[Dataset records on visual material]
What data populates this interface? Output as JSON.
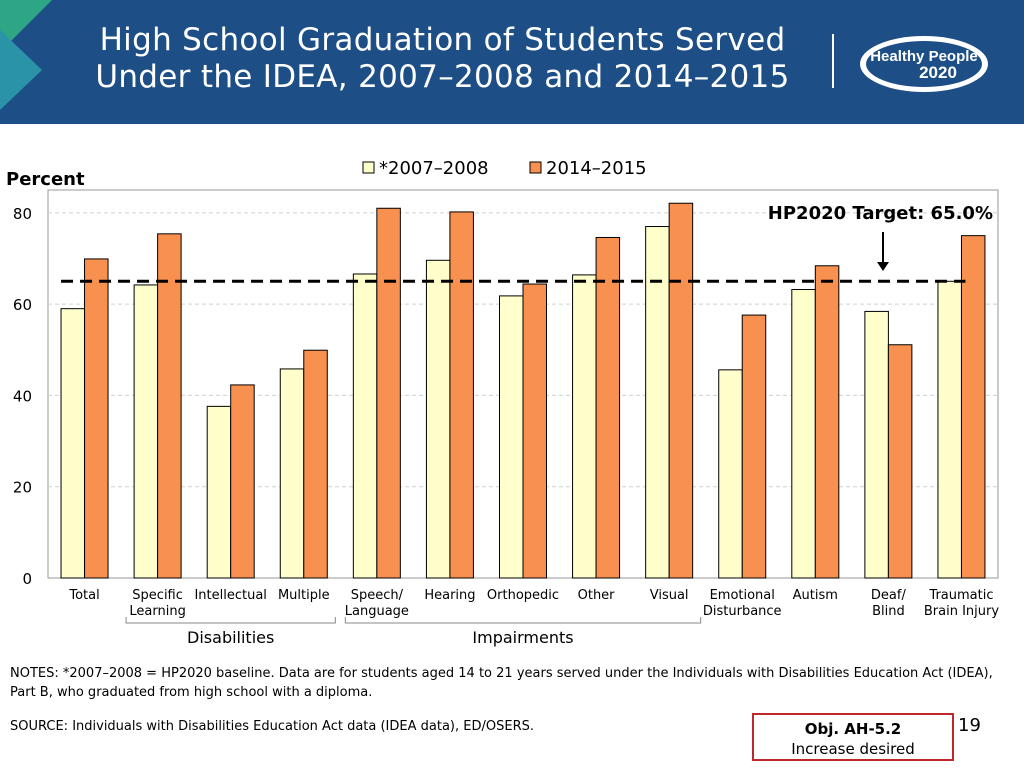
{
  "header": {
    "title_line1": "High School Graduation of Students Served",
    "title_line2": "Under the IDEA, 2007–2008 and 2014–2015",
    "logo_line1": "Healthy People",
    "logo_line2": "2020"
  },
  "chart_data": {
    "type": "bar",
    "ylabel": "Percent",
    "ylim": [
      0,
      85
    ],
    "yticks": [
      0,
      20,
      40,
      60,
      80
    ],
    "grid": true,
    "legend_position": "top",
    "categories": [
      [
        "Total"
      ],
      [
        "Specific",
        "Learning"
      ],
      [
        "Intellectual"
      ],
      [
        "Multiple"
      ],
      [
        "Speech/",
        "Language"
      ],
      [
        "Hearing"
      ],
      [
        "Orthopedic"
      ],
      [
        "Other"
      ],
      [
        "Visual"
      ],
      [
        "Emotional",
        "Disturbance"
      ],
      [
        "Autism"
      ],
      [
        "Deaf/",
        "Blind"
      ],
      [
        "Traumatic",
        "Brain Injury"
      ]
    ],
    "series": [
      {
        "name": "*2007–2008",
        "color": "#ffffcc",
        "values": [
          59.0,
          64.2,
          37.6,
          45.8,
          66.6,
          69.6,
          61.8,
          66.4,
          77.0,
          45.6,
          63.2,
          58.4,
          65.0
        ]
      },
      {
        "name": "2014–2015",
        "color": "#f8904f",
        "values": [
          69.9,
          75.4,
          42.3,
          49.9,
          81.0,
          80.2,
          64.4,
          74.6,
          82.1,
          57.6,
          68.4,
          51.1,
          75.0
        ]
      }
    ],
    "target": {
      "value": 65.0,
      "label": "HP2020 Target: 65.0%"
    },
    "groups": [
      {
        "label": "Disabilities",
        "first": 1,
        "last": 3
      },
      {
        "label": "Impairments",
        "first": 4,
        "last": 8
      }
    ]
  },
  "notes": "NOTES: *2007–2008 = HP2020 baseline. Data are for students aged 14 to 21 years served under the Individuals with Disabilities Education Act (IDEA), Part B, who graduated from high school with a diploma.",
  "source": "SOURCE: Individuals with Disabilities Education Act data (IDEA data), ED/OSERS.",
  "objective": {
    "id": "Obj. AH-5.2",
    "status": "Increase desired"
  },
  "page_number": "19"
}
--
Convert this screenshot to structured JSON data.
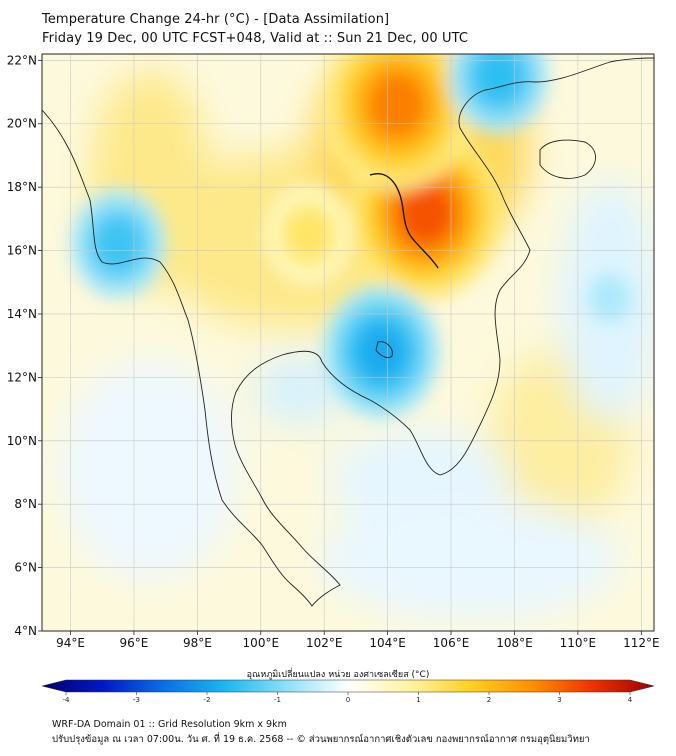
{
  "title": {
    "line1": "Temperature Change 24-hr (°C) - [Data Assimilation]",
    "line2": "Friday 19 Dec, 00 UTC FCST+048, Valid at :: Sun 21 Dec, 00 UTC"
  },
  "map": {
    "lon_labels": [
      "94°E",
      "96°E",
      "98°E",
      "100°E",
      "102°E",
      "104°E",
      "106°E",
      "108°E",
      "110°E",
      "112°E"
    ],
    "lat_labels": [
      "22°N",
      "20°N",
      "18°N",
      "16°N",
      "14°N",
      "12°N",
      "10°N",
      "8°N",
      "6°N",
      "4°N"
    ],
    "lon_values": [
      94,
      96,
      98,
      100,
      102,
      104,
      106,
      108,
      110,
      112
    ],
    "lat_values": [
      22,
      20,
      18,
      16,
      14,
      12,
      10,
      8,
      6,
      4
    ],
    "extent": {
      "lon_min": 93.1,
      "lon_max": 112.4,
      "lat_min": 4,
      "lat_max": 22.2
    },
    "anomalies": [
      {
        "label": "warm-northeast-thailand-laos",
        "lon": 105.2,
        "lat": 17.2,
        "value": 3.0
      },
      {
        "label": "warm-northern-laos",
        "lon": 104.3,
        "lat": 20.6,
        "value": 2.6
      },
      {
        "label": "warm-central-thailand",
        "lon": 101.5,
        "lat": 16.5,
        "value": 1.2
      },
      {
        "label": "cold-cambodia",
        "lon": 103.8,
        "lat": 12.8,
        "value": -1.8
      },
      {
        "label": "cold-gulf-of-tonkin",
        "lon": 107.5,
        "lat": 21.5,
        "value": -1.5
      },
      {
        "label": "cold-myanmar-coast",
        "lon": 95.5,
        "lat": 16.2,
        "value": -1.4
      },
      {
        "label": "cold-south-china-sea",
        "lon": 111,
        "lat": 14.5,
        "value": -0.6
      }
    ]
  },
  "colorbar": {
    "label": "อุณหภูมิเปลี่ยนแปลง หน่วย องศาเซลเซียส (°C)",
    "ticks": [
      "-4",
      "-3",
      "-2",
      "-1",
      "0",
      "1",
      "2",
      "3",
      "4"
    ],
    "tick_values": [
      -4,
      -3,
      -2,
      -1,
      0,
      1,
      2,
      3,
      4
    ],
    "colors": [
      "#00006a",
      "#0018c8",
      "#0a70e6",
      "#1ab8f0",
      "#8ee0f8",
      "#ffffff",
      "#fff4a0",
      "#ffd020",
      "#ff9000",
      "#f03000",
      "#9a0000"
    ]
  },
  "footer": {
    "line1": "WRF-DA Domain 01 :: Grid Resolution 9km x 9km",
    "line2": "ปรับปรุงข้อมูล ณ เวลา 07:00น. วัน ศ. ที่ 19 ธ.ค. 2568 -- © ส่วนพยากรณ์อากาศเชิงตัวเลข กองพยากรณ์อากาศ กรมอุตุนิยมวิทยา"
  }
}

Problem details —
Select all lines in the listing above where the word "Individuals" appears, and show them.

Reply to the exercise —
  "notes": "NOTES: *2007–2008 = HP2020 baseline. Data are for students aged 14 to 21 years served under the Individuals with Disabilities Education Act (IDEA), Part B, who graduated from high school with a diploma.",
  "source": "SOURCE: Individuals with Disabilities Education Act data (IDEA data), ED/OSERS.",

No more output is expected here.